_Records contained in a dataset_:
----
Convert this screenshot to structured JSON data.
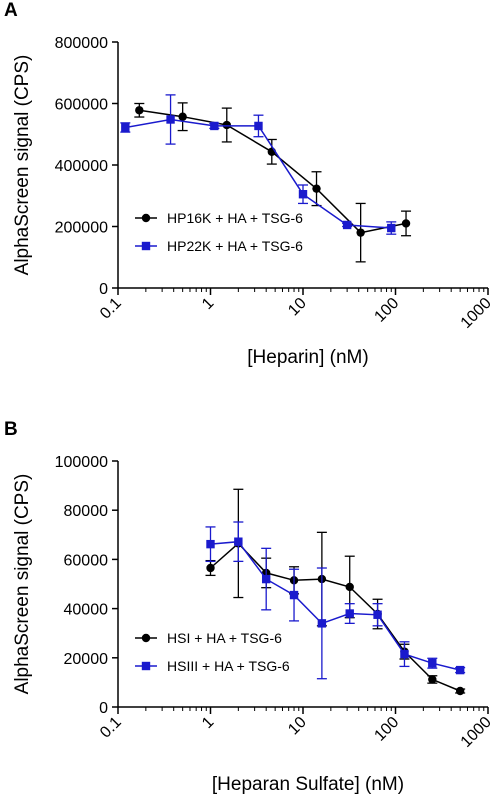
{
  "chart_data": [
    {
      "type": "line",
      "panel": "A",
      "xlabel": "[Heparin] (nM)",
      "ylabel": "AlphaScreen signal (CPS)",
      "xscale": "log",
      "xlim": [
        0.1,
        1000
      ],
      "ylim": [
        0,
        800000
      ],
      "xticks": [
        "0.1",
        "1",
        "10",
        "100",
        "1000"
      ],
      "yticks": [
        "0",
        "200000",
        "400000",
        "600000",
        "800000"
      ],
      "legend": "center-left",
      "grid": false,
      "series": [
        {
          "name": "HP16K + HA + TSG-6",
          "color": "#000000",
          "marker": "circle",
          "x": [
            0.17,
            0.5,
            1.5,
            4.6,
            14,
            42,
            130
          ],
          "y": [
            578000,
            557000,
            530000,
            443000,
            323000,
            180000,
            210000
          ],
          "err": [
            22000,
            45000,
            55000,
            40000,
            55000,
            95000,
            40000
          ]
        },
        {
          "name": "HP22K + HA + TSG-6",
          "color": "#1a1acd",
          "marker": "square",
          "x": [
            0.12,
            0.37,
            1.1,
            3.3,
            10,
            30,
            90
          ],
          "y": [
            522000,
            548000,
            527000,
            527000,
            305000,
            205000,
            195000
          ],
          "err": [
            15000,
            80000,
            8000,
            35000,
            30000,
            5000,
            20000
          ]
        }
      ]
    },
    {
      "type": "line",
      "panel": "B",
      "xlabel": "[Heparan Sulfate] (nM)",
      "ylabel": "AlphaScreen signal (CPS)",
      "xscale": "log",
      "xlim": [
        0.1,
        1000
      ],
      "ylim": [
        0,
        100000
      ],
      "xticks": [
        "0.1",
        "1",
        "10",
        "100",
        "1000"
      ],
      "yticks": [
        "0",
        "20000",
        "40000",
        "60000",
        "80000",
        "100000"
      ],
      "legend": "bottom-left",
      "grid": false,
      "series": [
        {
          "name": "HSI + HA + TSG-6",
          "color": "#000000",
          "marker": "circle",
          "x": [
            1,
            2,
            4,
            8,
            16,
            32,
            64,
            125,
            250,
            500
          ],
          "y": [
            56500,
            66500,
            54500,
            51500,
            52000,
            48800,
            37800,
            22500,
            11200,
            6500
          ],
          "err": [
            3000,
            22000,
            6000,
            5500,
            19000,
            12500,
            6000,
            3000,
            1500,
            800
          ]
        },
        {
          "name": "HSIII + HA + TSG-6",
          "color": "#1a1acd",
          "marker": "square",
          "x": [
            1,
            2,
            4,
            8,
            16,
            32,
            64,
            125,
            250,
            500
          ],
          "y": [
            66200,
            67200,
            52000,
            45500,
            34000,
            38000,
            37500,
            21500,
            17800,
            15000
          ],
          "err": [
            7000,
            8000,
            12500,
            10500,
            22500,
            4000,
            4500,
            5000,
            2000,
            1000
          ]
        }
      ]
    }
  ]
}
----
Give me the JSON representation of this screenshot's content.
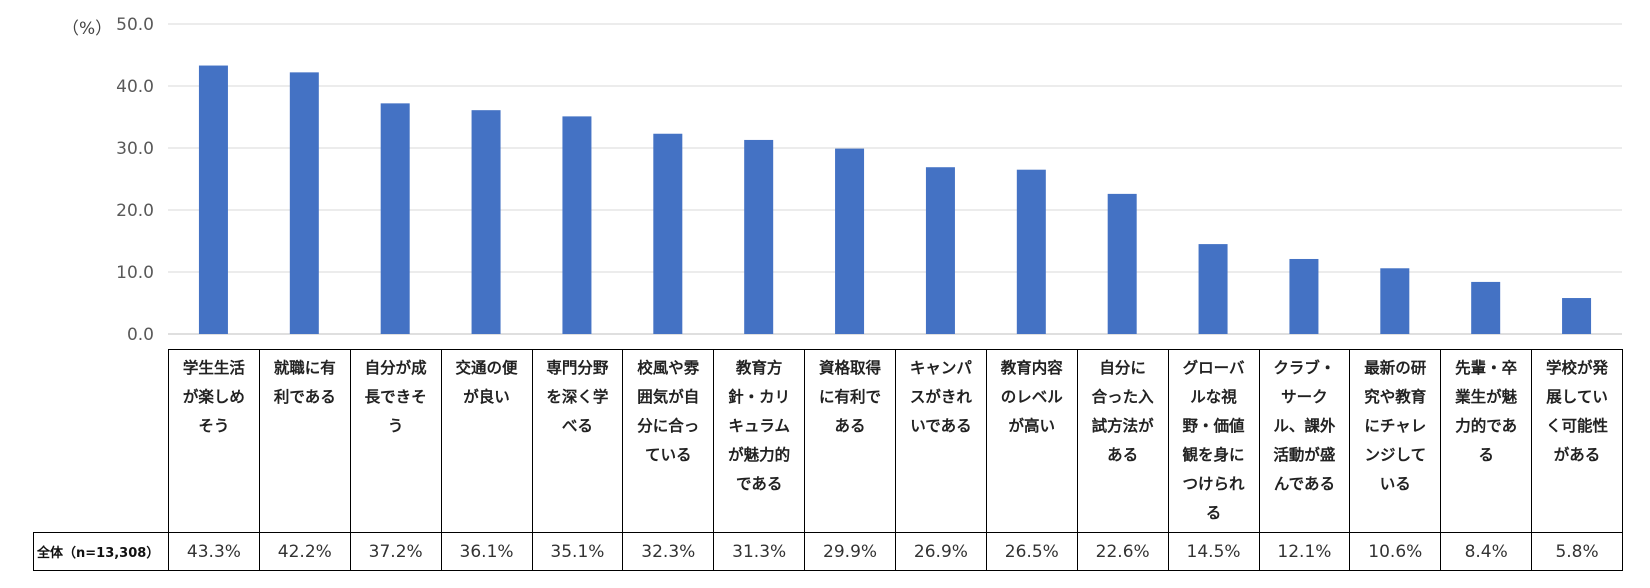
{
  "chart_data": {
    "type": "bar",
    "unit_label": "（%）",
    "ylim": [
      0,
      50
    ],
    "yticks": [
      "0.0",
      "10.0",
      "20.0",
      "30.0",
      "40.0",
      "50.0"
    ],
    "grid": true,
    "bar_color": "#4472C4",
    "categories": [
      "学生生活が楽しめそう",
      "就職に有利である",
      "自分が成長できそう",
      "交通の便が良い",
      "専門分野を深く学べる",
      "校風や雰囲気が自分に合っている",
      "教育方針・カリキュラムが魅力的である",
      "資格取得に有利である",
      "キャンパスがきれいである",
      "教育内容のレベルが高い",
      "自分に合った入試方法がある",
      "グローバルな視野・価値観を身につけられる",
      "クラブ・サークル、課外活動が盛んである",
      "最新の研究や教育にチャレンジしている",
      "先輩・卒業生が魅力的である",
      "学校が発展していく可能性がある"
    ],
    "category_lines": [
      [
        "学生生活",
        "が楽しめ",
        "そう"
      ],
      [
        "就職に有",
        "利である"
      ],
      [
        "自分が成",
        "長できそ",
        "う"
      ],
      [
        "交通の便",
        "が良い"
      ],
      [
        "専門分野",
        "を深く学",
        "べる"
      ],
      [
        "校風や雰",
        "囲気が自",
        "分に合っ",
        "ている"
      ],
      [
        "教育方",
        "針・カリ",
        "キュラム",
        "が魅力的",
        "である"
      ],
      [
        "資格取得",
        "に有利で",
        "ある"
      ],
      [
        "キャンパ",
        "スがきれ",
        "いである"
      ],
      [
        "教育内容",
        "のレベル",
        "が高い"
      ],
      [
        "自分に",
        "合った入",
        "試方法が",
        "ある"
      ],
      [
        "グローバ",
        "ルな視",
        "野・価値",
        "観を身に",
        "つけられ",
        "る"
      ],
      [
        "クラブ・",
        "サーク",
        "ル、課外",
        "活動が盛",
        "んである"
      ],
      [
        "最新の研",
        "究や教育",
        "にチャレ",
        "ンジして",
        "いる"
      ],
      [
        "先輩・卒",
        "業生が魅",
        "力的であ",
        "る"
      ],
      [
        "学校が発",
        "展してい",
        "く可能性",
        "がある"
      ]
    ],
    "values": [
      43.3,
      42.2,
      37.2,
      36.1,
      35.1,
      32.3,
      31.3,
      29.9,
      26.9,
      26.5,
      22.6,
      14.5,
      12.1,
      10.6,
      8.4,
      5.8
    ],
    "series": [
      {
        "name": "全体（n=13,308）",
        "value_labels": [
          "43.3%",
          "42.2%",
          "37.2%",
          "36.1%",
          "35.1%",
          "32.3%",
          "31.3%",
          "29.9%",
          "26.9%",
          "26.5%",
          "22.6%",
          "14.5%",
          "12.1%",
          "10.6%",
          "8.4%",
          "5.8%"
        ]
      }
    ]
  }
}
----
_TASK DETAILS_: Using the data above, say how many lines include "name". No other reply is needed.

_ANSWER TO THIS TASK_: 5